Task directions: Copy out each line that has "section" in it.

[Stored entries]
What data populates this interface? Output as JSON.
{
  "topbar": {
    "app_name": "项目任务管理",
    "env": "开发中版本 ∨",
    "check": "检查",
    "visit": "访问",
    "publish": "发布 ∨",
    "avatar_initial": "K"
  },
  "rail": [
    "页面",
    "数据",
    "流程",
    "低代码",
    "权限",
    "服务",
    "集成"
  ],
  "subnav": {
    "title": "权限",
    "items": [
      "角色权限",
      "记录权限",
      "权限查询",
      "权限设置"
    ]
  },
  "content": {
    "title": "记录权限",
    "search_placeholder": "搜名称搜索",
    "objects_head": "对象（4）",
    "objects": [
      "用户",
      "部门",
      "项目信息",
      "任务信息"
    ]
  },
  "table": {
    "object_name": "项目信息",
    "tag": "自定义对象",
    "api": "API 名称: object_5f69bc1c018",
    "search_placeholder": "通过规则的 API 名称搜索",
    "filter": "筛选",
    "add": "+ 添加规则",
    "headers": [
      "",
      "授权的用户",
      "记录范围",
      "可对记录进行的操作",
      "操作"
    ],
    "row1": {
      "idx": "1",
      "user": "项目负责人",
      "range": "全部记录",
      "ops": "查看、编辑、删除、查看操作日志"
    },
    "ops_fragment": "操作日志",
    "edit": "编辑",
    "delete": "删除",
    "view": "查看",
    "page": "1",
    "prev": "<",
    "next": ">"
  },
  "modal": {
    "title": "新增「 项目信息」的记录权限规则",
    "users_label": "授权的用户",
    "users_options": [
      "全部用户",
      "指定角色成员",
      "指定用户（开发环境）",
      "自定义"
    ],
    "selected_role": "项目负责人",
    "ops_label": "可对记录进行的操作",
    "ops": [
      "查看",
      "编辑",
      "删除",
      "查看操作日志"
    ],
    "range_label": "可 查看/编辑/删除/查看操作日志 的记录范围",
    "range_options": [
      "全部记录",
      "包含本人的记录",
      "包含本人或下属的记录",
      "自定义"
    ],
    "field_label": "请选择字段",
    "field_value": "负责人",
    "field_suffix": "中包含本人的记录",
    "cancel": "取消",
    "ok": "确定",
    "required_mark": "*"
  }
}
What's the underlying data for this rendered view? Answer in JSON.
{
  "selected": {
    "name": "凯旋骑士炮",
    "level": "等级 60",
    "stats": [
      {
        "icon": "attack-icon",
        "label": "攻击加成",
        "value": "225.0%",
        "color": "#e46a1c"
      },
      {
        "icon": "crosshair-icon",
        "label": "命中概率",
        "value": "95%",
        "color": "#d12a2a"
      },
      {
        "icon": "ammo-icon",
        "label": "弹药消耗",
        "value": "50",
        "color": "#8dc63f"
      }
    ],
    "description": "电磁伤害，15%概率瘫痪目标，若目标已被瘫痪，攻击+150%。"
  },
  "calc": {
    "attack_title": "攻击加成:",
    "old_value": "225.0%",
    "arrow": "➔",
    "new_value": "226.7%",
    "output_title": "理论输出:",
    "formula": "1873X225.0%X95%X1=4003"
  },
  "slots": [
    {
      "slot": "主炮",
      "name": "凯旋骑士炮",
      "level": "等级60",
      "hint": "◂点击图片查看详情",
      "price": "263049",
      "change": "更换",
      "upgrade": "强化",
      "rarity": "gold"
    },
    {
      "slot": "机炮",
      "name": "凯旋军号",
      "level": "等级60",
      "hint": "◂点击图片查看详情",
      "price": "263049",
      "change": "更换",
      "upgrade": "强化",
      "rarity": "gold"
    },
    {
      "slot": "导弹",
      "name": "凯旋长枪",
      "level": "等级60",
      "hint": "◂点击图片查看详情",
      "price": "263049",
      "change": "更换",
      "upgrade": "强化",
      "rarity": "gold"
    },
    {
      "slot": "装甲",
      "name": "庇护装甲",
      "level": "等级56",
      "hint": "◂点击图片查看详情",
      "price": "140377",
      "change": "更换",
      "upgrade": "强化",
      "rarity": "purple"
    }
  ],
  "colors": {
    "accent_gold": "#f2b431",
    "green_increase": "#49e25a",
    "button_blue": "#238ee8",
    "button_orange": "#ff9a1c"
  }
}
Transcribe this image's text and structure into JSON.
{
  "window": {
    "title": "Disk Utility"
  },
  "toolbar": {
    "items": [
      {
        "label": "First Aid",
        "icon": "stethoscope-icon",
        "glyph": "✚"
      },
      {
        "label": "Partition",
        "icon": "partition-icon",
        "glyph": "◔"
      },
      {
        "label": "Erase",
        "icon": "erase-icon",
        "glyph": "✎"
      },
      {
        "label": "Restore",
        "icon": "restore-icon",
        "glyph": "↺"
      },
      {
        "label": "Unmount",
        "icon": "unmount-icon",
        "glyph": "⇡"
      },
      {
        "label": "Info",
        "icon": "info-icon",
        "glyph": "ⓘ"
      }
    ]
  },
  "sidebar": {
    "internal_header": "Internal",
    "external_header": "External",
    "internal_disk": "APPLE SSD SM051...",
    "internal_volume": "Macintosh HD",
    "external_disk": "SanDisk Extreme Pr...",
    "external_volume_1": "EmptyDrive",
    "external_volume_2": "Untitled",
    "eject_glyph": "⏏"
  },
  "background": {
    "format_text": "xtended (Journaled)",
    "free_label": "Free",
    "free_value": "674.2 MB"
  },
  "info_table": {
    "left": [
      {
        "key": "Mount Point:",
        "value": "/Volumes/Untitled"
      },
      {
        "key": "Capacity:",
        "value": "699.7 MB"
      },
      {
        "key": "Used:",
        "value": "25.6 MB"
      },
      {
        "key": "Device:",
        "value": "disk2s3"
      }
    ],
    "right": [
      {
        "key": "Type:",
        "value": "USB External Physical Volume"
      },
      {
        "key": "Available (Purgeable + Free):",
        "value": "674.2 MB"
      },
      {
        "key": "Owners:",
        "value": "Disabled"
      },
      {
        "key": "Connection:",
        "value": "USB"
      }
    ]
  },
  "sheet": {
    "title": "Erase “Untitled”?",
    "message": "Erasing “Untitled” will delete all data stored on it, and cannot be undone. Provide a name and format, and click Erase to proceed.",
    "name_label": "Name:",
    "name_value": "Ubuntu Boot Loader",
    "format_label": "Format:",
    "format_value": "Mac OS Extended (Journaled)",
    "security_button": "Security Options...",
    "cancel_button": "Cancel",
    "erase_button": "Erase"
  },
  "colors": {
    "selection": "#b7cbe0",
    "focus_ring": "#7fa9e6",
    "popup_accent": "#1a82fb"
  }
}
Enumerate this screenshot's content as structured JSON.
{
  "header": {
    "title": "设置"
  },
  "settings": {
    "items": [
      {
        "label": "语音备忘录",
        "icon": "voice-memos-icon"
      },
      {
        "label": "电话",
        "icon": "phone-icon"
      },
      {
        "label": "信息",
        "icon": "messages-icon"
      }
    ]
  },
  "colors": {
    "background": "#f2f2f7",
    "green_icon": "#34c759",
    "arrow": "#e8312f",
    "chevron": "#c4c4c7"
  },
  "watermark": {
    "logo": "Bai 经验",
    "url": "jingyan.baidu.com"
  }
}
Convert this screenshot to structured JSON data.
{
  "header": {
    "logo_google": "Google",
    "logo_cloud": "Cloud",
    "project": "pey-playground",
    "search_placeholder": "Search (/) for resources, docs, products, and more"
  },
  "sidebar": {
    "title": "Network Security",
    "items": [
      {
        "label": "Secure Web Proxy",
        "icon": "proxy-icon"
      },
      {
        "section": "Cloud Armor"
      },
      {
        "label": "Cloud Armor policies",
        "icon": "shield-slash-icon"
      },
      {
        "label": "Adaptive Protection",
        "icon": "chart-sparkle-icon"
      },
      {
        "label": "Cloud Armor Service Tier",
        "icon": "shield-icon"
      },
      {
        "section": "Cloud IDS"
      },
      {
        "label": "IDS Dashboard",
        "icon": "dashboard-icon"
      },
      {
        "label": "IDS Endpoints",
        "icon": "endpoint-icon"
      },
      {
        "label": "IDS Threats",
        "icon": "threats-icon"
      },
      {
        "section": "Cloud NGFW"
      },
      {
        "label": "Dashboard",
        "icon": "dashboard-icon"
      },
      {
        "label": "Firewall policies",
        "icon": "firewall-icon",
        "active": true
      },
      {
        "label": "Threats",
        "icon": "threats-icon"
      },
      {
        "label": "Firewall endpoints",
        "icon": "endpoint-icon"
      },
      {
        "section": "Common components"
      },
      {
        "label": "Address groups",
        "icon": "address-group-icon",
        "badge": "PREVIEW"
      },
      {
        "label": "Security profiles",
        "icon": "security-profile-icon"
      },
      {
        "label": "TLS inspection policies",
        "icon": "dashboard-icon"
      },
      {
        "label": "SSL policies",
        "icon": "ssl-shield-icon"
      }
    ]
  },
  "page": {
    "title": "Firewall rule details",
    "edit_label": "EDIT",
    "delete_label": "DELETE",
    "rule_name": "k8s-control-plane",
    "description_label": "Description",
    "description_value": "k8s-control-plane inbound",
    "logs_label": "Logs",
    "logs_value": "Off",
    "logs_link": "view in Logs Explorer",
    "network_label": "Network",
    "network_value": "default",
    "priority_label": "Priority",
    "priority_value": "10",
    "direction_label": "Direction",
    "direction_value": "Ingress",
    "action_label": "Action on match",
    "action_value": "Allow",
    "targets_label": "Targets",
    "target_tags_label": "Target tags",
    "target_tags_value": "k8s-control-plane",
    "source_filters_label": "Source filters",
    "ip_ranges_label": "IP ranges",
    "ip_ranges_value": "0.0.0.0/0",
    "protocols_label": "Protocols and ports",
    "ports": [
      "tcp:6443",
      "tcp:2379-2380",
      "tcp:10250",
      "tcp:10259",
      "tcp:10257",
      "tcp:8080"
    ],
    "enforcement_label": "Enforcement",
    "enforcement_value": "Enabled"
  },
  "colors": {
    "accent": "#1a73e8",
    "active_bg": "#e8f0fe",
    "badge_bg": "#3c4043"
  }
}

Answer for this exercise:
        "section": "Cloud Armor"
        "section": "Cloud IDS"
        "section": "Cloud NGFW"
        "section": "Common components"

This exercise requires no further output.